Work required: Check each line of the listing below for the string "условий", and give only how many lines hold it.

Records for this exercise:
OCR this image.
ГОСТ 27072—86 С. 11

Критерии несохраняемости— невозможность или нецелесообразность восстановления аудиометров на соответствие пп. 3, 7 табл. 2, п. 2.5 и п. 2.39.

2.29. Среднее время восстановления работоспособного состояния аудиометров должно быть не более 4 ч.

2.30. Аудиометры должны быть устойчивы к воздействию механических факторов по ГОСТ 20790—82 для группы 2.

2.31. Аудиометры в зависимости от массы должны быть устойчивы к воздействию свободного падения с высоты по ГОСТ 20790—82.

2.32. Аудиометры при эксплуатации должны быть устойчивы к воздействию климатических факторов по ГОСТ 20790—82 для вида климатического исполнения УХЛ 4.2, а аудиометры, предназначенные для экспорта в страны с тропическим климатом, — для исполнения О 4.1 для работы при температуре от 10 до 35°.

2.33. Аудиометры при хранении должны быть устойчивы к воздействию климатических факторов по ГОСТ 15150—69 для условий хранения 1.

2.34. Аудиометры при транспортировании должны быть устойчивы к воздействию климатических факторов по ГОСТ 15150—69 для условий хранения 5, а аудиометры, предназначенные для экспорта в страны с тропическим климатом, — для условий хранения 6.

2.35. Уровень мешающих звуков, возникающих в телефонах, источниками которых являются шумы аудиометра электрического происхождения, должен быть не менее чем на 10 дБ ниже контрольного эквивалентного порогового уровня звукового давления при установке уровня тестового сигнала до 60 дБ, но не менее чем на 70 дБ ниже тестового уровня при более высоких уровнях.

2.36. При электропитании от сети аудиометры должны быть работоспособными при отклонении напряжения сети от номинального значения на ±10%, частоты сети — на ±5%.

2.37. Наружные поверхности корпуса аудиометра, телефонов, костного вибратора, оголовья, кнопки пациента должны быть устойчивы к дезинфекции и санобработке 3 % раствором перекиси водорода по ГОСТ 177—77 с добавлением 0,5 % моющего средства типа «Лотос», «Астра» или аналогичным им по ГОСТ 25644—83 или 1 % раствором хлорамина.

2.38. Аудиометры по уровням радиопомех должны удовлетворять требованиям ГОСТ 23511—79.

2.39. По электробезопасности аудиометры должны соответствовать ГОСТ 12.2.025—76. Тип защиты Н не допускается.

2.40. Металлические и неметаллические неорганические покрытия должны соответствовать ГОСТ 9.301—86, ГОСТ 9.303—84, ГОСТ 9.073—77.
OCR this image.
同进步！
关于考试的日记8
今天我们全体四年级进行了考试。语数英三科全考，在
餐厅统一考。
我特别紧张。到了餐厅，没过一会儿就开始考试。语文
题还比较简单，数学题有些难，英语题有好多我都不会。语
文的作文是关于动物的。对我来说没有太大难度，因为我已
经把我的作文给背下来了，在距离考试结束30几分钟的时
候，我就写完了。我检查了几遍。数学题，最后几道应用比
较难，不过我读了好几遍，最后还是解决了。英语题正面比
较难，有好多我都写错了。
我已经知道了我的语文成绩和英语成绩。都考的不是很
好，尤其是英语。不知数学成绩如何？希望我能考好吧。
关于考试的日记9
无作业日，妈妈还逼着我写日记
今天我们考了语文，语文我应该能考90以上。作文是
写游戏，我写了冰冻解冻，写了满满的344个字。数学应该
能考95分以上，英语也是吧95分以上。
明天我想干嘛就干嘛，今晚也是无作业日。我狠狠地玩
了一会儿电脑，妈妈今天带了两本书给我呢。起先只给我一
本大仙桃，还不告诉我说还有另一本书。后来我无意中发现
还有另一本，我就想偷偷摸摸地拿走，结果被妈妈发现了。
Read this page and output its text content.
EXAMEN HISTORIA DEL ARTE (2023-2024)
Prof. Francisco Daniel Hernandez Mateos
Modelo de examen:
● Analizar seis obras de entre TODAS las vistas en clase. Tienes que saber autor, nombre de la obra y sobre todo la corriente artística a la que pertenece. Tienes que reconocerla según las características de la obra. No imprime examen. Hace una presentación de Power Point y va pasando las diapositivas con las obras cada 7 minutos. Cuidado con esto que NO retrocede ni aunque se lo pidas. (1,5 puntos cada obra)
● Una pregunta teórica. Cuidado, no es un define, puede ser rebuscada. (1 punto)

Task output: 2